** Goal **
Of all the lines in the material below, how many include the string "保证宪法实施"? Give the number only.

** Dataset **
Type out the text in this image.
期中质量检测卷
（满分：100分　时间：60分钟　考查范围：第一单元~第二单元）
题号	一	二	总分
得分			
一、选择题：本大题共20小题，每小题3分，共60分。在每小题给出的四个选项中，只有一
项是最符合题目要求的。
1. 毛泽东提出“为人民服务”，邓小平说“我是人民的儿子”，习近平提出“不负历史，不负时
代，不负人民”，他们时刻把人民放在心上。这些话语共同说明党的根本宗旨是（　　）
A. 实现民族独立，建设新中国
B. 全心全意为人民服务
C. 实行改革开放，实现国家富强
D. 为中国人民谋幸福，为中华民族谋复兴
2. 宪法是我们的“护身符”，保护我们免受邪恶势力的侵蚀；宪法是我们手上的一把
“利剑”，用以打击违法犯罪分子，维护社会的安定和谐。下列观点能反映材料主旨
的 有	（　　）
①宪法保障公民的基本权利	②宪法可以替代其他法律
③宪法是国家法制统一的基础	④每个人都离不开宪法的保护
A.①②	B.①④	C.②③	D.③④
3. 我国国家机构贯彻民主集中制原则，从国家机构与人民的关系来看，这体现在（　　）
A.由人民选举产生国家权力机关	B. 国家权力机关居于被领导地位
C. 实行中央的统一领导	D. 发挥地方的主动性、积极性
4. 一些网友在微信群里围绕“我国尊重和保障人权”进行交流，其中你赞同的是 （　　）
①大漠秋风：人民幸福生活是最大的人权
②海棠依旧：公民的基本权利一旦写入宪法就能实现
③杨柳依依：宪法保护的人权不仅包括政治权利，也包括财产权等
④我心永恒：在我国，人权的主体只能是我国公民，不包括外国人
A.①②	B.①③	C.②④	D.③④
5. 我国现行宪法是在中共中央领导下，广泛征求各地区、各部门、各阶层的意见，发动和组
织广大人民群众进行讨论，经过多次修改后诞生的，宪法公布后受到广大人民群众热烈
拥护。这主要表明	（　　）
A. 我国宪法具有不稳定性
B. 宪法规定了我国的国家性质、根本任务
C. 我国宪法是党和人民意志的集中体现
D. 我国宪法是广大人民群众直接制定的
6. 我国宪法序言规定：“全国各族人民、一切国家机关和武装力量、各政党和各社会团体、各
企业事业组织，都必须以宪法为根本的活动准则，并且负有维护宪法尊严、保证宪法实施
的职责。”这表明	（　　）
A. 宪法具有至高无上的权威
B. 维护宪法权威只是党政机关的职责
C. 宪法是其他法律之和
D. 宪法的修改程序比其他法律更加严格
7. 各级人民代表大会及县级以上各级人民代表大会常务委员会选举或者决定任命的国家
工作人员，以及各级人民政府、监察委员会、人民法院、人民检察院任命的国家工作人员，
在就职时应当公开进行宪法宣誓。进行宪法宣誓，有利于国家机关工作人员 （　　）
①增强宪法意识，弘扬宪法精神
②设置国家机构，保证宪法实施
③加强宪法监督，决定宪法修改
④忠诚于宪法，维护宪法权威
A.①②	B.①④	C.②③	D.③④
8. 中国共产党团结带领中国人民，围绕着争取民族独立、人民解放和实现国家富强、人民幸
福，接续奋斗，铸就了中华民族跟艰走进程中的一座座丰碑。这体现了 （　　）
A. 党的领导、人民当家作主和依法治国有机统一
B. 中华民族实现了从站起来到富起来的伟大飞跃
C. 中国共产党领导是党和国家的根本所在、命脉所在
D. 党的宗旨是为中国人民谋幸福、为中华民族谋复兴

** Solution to this exercise **
2